## WHAT TO WORK ON:
Only lines holding "formation" are needed; copy each of them from the data below.

## SUPPLIED MATERIAL:
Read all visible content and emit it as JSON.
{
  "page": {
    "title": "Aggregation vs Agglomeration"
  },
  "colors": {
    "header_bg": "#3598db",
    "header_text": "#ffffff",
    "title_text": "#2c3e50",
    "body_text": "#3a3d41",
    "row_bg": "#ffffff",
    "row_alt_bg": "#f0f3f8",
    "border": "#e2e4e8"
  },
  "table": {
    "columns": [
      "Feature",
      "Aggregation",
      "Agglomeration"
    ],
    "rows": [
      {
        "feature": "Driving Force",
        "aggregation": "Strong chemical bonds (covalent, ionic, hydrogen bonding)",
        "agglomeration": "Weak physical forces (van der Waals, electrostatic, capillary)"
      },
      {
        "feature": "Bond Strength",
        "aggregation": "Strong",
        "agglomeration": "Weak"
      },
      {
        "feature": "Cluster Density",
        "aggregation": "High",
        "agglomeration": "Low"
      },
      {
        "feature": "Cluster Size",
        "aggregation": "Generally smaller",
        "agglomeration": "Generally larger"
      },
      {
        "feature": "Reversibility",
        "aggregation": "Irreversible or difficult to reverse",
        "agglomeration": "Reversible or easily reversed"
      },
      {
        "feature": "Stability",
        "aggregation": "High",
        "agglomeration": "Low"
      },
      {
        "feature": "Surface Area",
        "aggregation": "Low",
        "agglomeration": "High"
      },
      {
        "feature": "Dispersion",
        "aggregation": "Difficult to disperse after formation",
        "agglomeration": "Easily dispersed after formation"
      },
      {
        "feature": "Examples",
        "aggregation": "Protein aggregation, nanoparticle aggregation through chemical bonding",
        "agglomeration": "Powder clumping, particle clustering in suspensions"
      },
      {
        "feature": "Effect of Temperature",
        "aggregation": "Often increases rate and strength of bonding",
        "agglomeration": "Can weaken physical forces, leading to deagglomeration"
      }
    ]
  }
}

## SOLUTION TO THE EXERCISE:
        "aggregation": "Difficult to disperse after formation",
        "agglomeration": "Easily dispersed after formation"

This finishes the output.